Start of Exercise input

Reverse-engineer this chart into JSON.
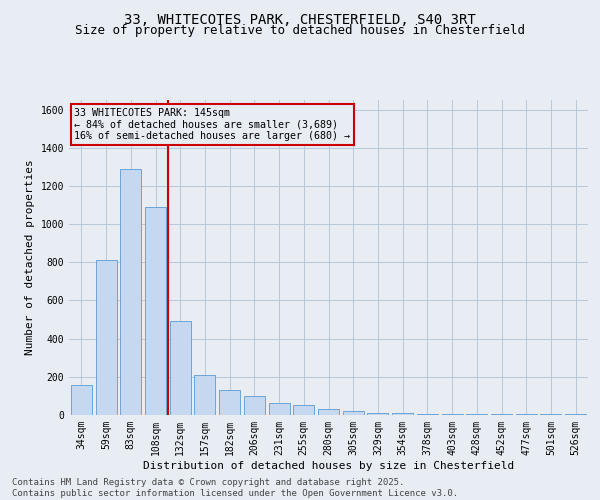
{
  "title1": "33, WHITECOTES PARK, CHESTERFIELD, S40 3RT",
  "title2": "Size of property relative to detached houses in Chesterfield",
  "xlabel": "Distribution of detached houses by size in Chesterfield",
  "ylabel": "Number of detached properties",
  "categories": [
    "34sqm",
    "59sqm",
    "83sqm",
    "108sqm",
    "132sqm",
    "157sqm",
    "182sqm",
    "206sqm",
    "231sqm",
    "255sqm",
    "280sqm",
    "305sqm",
    "329sqm",
    "354sqm",
    "378sqm",
    "403sqm",
    "428sqm",
    "452sqm",
    "477sqm",
    "501sqm",
    "526sqm"
  ],
  "values": [
    155,
    810,
    1290,
    1090,
    490,
    210,
    130,
    100,
    65,
    50,
    30,
    20,
    8,
    8,
    3,
    3,
    3,
    3,
    3,
    3,
    3
  ],
  "bar_color": "#c5d8ef",
  "bar_edge_color": "#5b9bd5",
  "bg_color": "#e8edf4",
  "grid_color": "#b8c8dc",
  "vline_x": 3.5,
  "vline_color": "#cc0000",
  "annotation_text": "33 WHITECOTES PARK: 145sqm\n← 84% of detached houses are smaller (3,689)\n16% of semi-detached houses are larger (680) →",
  "annotation_box_color": "#cc0000",
  "ylim": [
    0,
    1650
  ],
  "yticks": [
    0,
    200,
    400,
    600,
    800,
    1000,
    1200,
    1400,
    1600
  ],
  "footer": "Contains HM Land Registry data © Crown copyright and database right 2025.\nContains public sector information licensed under the Open Government Licence v3.0.",
  "title_fontsize": 10,
  "subtitle_fontsize": 9,
  "axis_label_fontsize": 8,
  "tick_fontsize": 7,
  "footer_fontsize": 6.5
}
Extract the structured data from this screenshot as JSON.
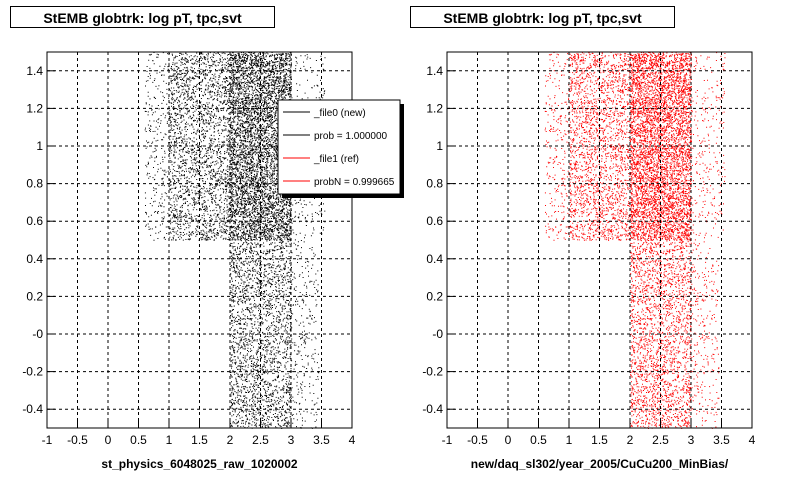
{
  "colors": {
    "background": "#ffffff",
    "file0": "#000000",
    "file1": "#ff0000",
    "grid": "#000000"
  },
  "footer": {
    "text": ""
  },
  "chart_data": [
    {
      "type": "scatter",
      "title": "StEMB globtrk: log pT, tpc,svt",
      "xlabel": "st_physics_6048025_raw_1020002",
      "ylabel": "",
      "xlim": [
        -1,
        4
      ],
      "ylim": [
        -0.5,
        1.5
      ],
      "x_ticks": [
        "-1",
        "-0.5",
        "0",
        "0.5",
        "1",
        "1.5",
        "2",
        "2.5",
        "3",
        "3.5",
        "4"
      ],
      "y_ticks": [
        "-0.4",
        "-0.2",
        "-0",
        "0.2",
        "0.4",
        "0.6",
        "0.8",
        "1",
        "1.2",
        "1.4"
      ],
      "grid": true,
      "series": [
        {
          "name": "_file0 (new)",
          "color": "#000000",
          "regions": [
            {
              "x": [
                1.0,
                2.0
              ],
              "y": [
                0.5,
                1.5
              ],
              "density": "medium"
            },
            {
              "x": [
                2.0,
                3.0
              ],
              "y": [
                0.5,
                1.5
              ],
              "density": "high"
            },
            {
              "x": [
                0.6,
                1.0
              ],
              "y": [
                0.5,
                1.5
              ],
              "density": "low"
            },
            {
              "x": [
                3.0,
                3.55
              ],
              "y": [
                0.5,
                1.5
              ],
              "density": "low"
            },
            {
              "x": [
                2.0,
                3.0
              ],
              "y": [
                -0.5,
                0.5
              ],
              "density": "medium"
            },
            {
              "x": [
                3.0,
                3.45
              ],
              "y": [
                -0.5,
                0.5
              ],
              "density": "low"
            }
          ]
        }
      ],
      "legend": {
        "position": "top-right",
        "entries": [
          {
            "label": "_file0 (new)",
            "color": "#000000"
          },
          {
            "label": "prob = 1.000000",
            "color": "#000000"
          },
          {
            "label": "_file1 (ref)",
            "color": "#ff0000"
          },
          {
            "label": "probN = 0.999665",
            "color": "#ff0000"
          }
        ]
      }
    },
    {
      "type": "scatter",
      "title": "StEMB globtrk: log pT, tpc,svt",
      "xlabel": "new/daq_sl302/year_2005/CuCu200_MinBias/",
      "ylabel": "",
      "xlim": [
        -1,
        4
      ],
      "ylim": [
        -0.5,
        1.5
      ],
      "x_ticks": [
        "-1",
        "-0.5",
        "0",
        "0.5",
        "1",
        "1.5",
        "2",
        "2.5",
        "3",
        "3.5",
        "4"
      ],
      "y_ticks": [
        "-0.4",
        "-0.2",
        "-0",
        "0.2",
        "0.4",
        "0.6",
        "0.8",
        "1",
        "1.2",
        "1.4"
      ],
      "grid": true,
      "series": [
        {
          "name": "_file1 (ref)",
          "color": "#ff0000",
          "regions": [
            {
              "x": [
                1.0,
                2.0
              ],
              "y": [
                0.5,
                1.5
              ],
              "density": "medium"
            },
            {
              "x": [
                2.0,
                3.0
              ],
              "y": [
                0.5,
                1.5
              ],
              "density": "high"
            },
            {
              "x": [
                0.6,
                1.0
              ],
              "y": [
                0.5,
                1.5
              ],
              "density": "low"
            },
            {
              "x": [
                3.0,
                3.55
              ],
              "y": [
                0.5,
                1.5
              ],
              "density": "low"
            },
            {
              "x": [
                2.0,
                3.0
              ],
              "y": [
                -0.5,
                0.5
              ],
              "density": "medium"
            },
            {
              "x": [
                3.0,
                3.45
              ],
              "y": [
                -0.5,
                0.5
              ],
              "density": "low"
            }
          ]
        }
      ]
    }
  ]
}
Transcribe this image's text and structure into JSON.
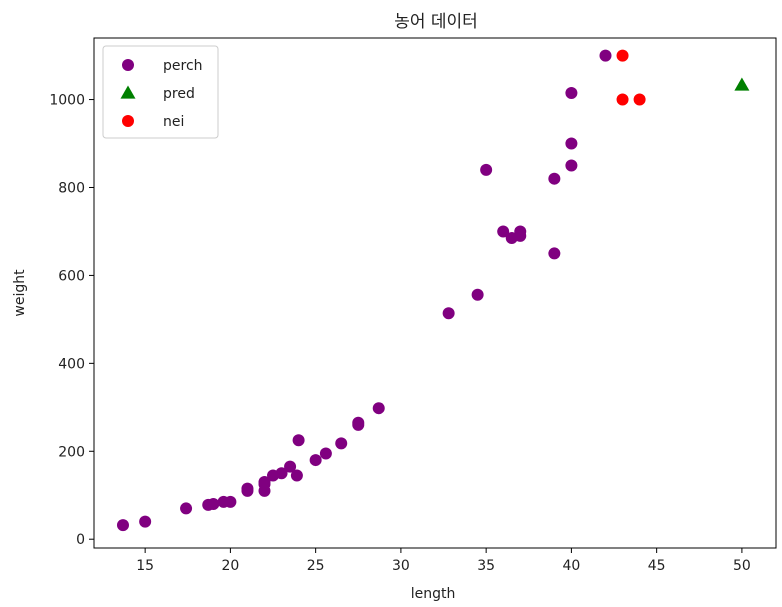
{
  "chart_data": {
    "type": "scatter",
    "title": "농어 데이터",
    "xlabel": "length",
    "ylabel": "weight",
    "xlim": [
      12,
      52
    ],
    "ylim": [
      -20,
      1140
    ],
    "xticks": [
      15,
      20,
      25,
      30,
      35,
      40,
      45,
      50
    ],
    "yticks": [
      0,
      200,
      400,
      600,
      800,
      1000
    ],
    "grid": false,
    "legend_placement": "top-left",
    "series": [
      {
        "name": "perch",
        "marker": "circle",
        "color": "#800080",
        "points": [
          [
            13.7,
            32
          ],
          [
            15.0,
            40
          ],
          [
            17.4,
            70
          ],
          [
            18.7,
            78
          ],
          [
            19.0,
            80
          ],
          [
            19.6,
            85
          ],
          [
            20.0,
            85
          ],
          [
            21.0,
            110
          ],
          [
            21.0,
            115
          ],
          [
            22.0,
            125
          ],
          [
            22.0,
            130
          ],
          [
            22.0,
            110
          ],
          [
            22.5,
            145
          ],
          [
            23.0,
            150
          ],
          [
            23.5,
            165
          ],
          [
            23.9,
            145
          ],
          [
            24.0,
            225
          ],
          [
            25.0,
            180
          ],
          [
            25.6,
            195
          ],
          [
            26.5,
            218
          ],
          [
            27.5,
            260
          ],
          [
            27.5,
            265
          ],
          [
            28.7,
            298
          ],
          [
            32.8,
            514
          ],
          [
            34.5,
            556
          ],
          [
            35.0,
            840
          ],
          [
            36.0,
            700
          ],
          [
            36.5,
            685
          ],
          [
            37.0,
            690
          ],
          [
            37.0,
            700
          ],
          [
            39.0,
            820
          ],
          [
            39.0,
            650
          ],
          [
            40.0,
            850
          ],
          [
            40.0,
            900
          ],
          [
            40.0,
            1015
          ],
          [
            42.0,
            1100
          ]
        ]
      },
      {
        "name": "pred",
        "marker": "triangle",
        "color": "#008000",
        "points": [
          [
            50,
            1033
          ]
        ]
      },
      {
        "name": "nei",
        "marker": "circle",
        "color": "#ff0000",
        "points": [
          [
            43.0,
            1100
          ],
          [
            43.0,
            1000
          ],
          [
            44.0,
            1000
          ]
        ]
      }
    ]
  }
}
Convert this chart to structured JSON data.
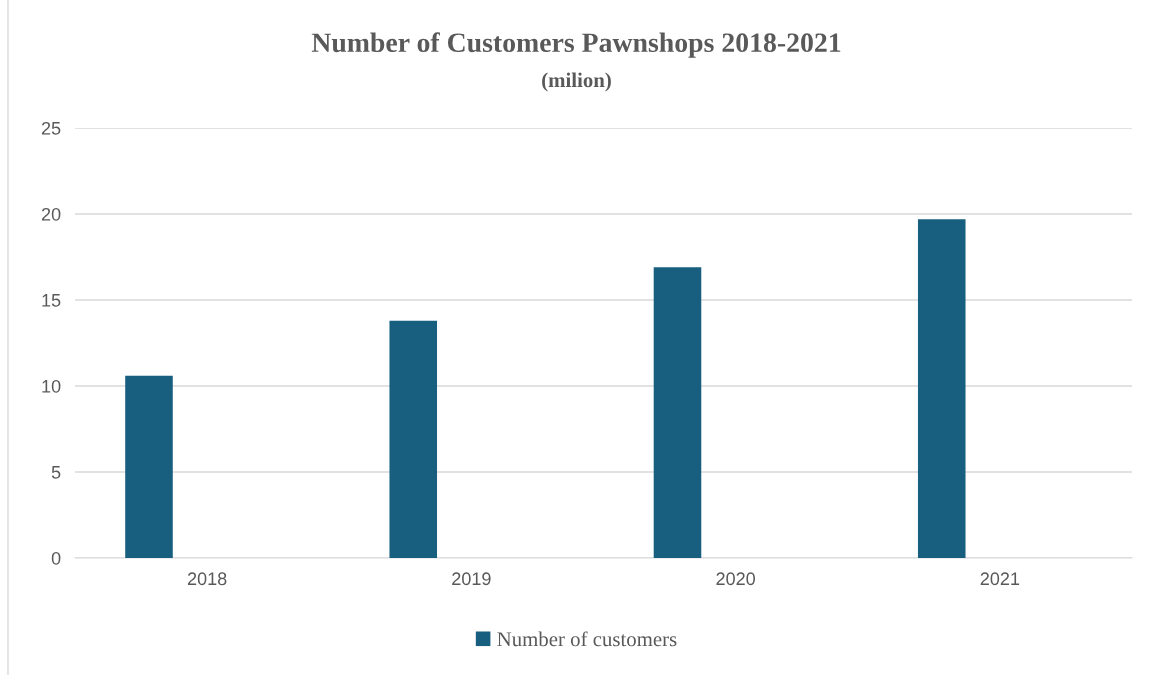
{
  "chart_data": {
    "type": "bar",
    "title": "Number of Customers Pawnshops 2018-2021",
    "subtitle": "(milion)",
    "categories": [
      "2018",
      "2019",
      "2020",
      "2021"
    ],
    "series": [
      {
        "name": "Number of customers",
        "color": "#175e7f",
        "values": [
          10.6,
          13.8,
          16.9,
          19.7
        ]
      }
    ],
    "ylim": [
      0,
      25
    ],
    "yticks": [
      0,
      5,
      10,
      15,
      20,
      25
    ],
    "grid": "y",
    "legend": "bottom"
  }
}
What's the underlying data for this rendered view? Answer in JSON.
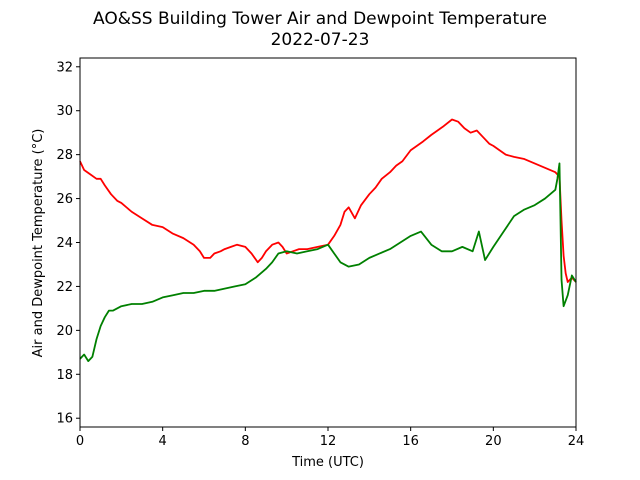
{
  "chart_data": {
    "type": "line",
    "title": "AO&SS Building Tower Air and Dewpoint Temperature",
    "subtitle": "2022-07-23",
    "xlabel": "Time (UTC)",
    "ylabel": "Air and Dewpoint Temperature (°C)",
    "xlim": [
      0,
      24
    ],
    "ylim": [
      15.6,
      32.4
    ],
    "xticks": [
      0,
      4,
      8,
      12,
      16,
      20,
      24
    ],
    "yticks": [
      16,
      18,
      20,
      22,
      24,
      26,
      28,
      30,
      32
    ],
    "grid": false,
    "legend": "none",
    "series": [
      {
        "color": "#ff0000",
        "x": [
          0.0,
          0.2,
          0.5,
          0.8,
          1.0,
          1.2,
          1.5,
          1.8,
          2.0,
          2.5,
          3.0,
          3.5,
          4.0,
          4.5,
          5.0,
          5.5,
          5.8,
          6.0,
          6.3,
          6.5,
          6.8,
          7.0,
          7.3,
          7.6,
          8.0,
          8.3,
          8.6,
          8.8,
          9.0,
          9.3,
          9.6,
          9.8,
          10.0,
          10.3,
          10.6,
          11.0,
          11.5,
          12.0,
          12.3,
          12.6,
          12.8,
          13.0,
          13.3,
          13.6,
          14.0,
          14.3,
          14.6,
          15.0,
          15.3,
          15.6,
          16.0,
          16.3,
          16.6,
          17.0,
          17.3,
          17.6,
          18.0,
          18.3,
          18.6,
          18.9,
          19.2,
          19.5,
          19.8,
          20.0,
          20.3,
          20.6,
          21.0,
          21.5,
          22.0,
          22.5,
          23.0,
          23.2,
          23.3,
          23.4,
          23.5,
          23.6,
          23.8,
          24.0
        ],
        "y": [
          27.7,
          27.3,
          27.1,
          26.9,
          26.9,
          26.6,
          26.2,
          25.9,
          25.8,
          25.4,
          25.1,
          24.8,
          24.7,
          24.4,
          24.2,
          23.9,
          23.6,
          23.3,
          23.3,
          23.5,
          23.6,
          23.7,
          23.8,
          23.9,
          23.8,
          23.5,
          23.1,
          23.3,
          23.6,
          23.9,
          24.0,
          23.8,
          23.5,
          23.6,
          23.7,
          23.7,
          23.8,
          23.9,
          24.3,
          24.8,
          25.4,
          25.6,
          25.1,
          25.7,
          26.2,
          26.5,
          26.9,
          27.2,
          27.5,
          27.7,
          28.2,
          28.4,
          28.6,
          28.9,
          29.1,
          29.3,
          29.6,
          29.5,
          29.2,
          29.0,
          29.1,
          28.8,
          28.5,
          28.4,
          28.2,
          28.0,
          27.9,
          27.8,
          27.6,
          27.4,
          27.2,
          27.0,
          25.0,
          23.4,
          22.6,
          22.2,
          22.4,
          22.2
        ]
      },
      {
        "color": "#008000",
        "x": [
          0.0,
          0.2,
          0.4,
          0.6,
          0.8,
          1.0,
          1.2,
          1.4,
          1.6,
          2.0,
          2.5,
          3.0,
          3.5,
          4.0,
          4.5,
          5.0,
          5.5,
          6.0,
          6.5,
          7.0,
          7.5,
          8.0,
          8.5,
          9.0,
          9.3,
          9.6,
          10.0,
          10.5,
          11.0,
          11.5,
          12.0,
          12.3,
          12.6,
          13.0,
          13.5,
          14.0,
          14.5,
          15.0,
          15.5,
          16.0,
          16.5,
          17.0,
          17.5,
          18.0,
          18.5,
          19.0,
          19.3,
          19.6,
          20.0,
          20.5,
          21.0,
          21.5,
          22.0,
          22.5,
          23.0,
          23.1,
          23.2,
          23.25,
          23.3,
          23.4,
          23.6,
          23.8,
          24.0
        ],
        "y": [
          18.7,
          18.9,
          18.6,
          18.8,
          19.6,
          20.2,
          20.6,
          20.9,
          20.9,
          21.1,
          21.2,
          21.2,
          21.3,
          21.5,
          21.6,
          21.7,
          21.7,
          21.8,
          21.8,
          21.9,
          22.0,
          22.1,
          22.4,
          22.8,
          23.1,
          23.5,
          23.6,
          23.5,
          23.6,
          23.7,
          23.9,
          23.5,
          23.1,
          22.9,
          23.0,
          23.3,
          23.5,
          23.7,
          24.0,
          24.3,
          24.5,
          23.9,
          23.6,
          23.6,
          23.8,
          23.6,
          24.5,
          23.2,
          23.8,
          24.5,
          25.2,
          25.5,
          25.7,
          26.0,
          26.4,
          26.9,
          27.6,
          25.0,
          22.3,
          21.1,
          21.6,
          22.5,
          22.2
        ]
      }
    ]
  }
}
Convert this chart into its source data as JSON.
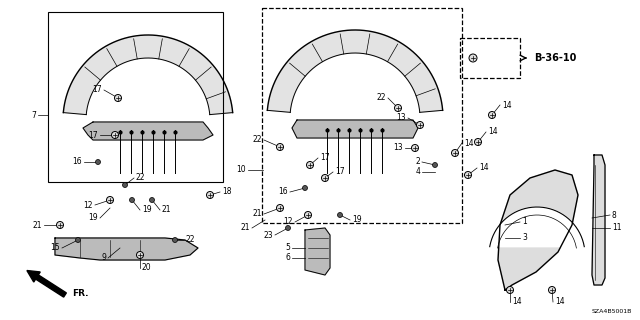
{
  "background_color": "#ffffff",
  "diagram_code": "SZA4B5001B",
  "ref_label": "B-36-10",
  "fr_label": "FR.",
  "line_color": "#000000",
  "text_color": "#000000",
  "figsize": [
    6.4,
    3.2
  ],
  "dpi": 100
}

End of Exercise input

Out of the material above, select every line that holds the string "detached".

Output for this task:
  "title2": "Size of property relative to detached houses in Chesterfield",
  "xlabel": "Distribution of detached houses by size in Chesterfield",
  "ylabel": "Number of detached properties",
  "annotation_text": "33 WHITECOTES PARK: 145sqm\n← 84% of detached houses are smaller (3,689)\n16% of semi-detached houses are larger (680) →",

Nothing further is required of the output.